◆ REQUIREMENTS ◆
Scan the following material for the string "mean" and copy each line in which it appears.

◆ DATASET EXCERPTS ◆
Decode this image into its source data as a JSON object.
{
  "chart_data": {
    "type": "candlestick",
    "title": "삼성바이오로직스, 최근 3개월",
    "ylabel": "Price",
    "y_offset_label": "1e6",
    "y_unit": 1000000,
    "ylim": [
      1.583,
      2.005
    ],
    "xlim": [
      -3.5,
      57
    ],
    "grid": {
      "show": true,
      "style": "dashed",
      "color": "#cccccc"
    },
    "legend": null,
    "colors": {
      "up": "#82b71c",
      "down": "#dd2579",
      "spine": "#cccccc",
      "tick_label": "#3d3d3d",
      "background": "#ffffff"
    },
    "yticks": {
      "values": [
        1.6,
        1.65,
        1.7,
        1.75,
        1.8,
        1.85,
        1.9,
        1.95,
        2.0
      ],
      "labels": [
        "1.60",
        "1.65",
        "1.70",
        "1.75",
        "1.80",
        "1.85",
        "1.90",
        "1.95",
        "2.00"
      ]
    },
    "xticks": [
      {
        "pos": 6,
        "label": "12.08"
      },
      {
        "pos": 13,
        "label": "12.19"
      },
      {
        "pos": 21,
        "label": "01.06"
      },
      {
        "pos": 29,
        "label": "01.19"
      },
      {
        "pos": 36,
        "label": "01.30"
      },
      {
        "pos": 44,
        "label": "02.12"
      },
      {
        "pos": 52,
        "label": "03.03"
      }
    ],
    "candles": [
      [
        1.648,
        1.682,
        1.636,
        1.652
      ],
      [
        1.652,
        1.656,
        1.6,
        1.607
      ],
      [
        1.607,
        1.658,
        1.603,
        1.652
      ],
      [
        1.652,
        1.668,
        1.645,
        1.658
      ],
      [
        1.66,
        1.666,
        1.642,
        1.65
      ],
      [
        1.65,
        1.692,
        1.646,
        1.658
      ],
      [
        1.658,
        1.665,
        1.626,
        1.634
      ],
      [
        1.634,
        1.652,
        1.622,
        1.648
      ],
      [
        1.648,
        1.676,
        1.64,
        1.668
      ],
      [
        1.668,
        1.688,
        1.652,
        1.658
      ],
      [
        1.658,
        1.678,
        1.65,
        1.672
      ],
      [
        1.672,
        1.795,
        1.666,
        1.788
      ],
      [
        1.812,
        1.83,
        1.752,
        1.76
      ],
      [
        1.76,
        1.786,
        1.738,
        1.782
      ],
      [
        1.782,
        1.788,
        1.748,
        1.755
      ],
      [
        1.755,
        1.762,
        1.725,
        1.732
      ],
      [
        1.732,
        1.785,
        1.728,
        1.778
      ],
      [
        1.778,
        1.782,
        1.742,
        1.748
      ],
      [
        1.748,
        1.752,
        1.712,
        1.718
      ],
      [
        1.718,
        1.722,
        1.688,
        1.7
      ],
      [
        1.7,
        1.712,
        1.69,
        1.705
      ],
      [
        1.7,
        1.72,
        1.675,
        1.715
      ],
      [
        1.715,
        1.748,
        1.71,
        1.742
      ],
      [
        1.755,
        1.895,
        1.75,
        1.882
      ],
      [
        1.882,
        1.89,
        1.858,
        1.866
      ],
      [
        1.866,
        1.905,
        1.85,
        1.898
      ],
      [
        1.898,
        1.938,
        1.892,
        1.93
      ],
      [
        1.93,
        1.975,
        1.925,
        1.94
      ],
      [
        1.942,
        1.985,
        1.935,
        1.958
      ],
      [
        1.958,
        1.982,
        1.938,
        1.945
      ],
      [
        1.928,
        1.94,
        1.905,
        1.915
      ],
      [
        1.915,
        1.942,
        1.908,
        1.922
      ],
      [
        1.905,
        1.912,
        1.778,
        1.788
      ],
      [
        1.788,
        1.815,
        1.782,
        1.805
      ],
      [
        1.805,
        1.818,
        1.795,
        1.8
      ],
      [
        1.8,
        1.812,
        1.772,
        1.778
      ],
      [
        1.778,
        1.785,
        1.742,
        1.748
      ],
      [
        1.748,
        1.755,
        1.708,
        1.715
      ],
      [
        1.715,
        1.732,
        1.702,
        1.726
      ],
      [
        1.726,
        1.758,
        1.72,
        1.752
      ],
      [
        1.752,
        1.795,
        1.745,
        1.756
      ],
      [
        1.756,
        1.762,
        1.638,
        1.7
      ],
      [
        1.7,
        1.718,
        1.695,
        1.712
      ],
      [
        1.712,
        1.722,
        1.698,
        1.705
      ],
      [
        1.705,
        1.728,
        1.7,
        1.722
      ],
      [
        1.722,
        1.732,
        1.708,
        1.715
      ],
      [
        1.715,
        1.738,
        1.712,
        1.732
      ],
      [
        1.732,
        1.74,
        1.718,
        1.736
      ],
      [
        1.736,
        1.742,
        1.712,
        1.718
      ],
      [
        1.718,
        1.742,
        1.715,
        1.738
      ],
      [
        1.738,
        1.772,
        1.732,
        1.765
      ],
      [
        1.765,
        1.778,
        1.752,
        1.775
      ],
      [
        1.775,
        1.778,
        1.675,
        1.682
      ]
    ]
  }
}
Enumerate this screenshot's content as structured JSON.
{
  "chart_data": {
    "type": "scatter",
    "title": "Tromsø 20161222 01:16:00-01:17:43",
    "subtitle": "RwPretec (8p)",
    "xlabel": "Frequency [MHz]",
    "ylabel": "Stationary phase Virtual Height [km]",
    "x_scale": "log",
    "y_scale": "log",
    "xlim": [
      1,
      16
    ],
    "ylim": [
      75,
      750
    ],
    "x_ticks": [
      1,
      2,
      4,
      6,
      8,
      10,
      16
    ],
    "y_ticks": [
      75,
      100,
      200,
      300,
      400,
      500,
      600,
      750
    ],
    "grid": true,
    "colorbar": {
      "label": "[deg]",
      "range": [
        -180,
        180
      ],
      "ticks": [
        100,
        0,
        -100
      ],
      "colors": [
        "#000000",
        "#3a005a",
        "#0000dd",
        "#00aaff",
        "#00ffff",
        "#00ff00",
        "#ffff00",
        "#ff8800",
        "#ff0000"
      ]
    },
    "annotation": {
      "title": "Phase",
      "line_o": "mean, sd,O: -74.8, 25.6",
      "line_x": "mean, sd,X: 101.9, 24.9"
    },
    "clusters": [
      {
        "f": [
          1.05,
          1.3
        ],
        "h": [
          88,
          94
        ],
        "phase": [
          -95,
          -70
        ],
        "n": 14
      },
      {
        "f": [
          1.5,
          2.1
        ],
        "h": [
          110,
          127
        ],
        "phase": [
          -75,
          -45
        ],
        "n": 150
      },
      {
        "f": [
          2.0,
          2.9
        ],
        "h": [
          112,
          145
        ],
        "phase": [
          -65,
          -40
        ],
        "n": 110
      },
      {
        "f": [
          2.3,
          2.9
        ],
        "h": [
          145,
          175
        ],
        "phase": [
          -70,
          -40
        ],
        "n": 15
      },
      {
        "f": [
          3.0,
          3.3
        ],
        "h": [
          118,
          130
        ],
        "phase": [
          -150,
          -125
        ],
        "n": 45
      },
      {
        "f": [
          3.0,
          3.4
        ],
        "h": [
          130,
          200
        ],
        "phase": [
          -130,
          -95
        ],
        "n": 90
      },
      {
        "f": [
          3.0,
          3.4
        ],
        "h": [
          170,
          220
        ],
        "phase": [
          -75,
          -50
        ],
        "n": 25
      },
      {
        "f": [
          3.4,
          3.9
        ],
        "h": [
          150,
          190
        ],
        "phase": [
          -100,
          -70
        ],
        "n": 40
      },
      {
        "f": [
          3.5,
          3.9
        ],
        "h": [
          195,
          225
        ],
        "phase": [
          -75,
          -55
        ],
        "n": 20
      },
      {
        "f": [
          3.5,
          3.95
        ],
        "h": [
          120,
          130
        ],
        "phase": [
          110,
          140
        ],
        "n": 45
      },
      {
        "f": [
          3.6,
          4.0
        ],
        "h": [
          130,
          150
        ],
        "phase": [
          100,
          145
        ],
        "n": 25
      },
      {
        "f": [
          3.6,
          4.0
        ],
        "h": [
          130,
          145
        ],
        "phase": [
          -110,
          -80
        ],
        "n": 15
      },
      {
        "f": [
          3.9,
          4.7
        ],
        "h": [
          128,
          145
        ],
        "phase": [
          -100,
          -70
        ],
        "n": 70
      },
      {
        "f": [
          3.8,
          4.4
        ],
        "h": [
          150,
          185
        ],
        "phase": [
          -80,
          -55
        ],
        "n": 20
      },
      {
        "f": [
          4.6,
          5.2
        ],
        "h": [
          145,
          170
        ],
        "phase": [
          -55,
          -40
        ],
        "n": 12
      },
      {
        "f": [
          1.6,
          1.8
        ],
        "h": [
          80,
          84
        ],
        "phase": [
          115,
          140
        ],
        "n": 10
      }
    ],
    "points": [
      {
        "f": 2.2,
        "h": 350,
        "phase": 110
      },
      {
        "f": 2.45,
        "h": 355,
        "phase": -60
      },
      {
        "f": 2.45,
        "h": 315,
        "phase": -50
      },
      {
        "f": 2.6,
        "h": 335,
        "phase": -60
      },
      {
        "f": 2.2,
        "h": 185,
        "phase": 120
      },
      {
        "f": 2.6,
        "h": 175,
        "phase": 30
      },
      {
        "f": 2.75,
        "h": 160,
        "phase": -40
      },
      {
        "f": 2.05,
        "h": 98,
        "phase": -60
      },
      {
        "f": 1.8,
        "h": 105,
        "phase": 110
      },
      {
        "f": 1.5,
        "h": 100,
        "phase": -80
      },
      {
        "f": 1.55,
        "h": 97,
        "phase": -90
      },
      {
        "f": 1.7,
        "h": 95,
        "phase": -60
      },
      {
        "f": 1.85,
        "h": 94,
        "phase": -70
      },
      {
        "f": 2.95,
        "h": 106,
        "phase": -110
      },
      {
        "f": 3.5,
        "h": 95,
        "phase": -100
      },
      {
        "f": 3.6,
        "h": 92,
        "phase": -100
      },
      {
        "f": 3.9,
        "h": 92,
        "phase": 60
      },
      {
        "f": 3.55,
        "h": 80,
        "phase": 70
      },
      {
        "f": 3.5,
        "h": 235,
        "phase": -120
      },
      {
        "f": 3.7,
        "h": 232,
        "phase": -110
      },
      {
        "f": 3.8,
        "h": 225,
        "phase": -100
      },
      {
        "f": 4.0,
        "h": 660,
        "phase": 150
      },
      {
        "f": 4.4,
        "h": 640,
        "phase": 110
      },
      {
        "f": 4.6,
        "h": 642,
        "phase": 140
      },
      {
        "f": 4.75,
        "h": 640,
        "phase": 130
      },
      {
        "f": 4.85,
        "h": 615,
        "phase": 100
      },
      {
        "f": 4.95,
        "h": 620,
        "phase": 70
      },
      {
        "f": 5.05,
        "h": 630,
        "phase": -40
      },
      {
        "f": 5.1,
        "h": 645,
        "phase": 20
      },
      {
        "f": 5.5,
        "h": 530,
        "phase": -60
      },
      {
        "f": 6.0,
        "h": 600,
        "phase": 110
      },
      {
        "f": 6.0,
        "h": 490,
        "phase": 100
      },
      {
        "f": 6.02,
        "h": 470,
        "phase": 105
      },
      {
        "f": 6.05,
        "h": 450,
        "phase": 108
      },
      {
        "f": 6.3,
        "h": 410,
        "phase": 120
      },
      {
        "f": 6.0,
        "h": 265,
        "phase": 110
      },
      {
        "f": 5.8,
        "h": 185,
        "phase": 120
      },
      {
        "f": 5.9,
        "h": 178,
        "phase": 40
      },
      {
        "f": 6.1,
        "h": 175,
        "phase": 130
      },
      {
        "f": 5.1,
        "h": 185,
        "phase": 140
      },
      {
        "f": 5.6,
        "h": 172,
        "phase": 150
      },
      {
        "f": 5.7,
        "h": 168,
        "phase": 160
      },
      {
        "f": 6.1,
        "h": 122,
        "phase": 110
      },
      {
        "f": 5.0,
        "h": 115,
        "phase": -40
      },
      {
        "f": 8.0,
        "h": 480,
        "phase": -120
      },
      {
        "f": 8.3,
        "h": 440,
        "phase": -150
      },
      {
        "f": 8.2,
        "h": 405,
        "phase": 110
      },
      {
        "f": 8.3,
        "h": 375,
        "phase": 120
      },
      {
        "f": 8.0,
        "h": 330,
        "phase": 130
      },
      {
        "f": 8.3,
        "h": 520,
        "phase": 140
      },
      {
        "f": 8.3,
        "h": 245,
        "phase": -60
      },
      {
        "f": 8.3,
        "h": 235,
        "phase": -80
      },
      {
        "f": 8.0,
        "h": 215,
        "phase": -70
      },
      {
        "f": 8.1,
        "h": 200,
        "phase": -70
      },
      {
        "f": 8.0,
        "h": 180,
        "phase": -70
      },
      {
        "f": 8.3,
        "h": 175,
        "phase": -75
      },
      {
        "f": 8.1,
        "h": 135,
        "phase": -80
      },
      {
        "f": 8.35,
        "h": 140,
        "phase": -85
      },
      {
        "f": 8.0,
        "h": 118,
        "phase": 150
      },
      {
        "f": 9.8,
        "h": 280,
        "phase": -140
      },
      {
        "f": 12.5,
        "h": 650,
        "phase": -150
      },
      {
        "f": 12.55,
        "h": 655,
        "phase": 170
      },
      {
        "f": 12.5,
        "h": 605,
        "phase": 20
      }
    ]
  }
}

◆ RESULT FOR THIS TASK ◆
      "line_o": "mean, sd,O: -74.8, 25.6",
      "line_x": "mean, sd,X: 101.9, 24.9"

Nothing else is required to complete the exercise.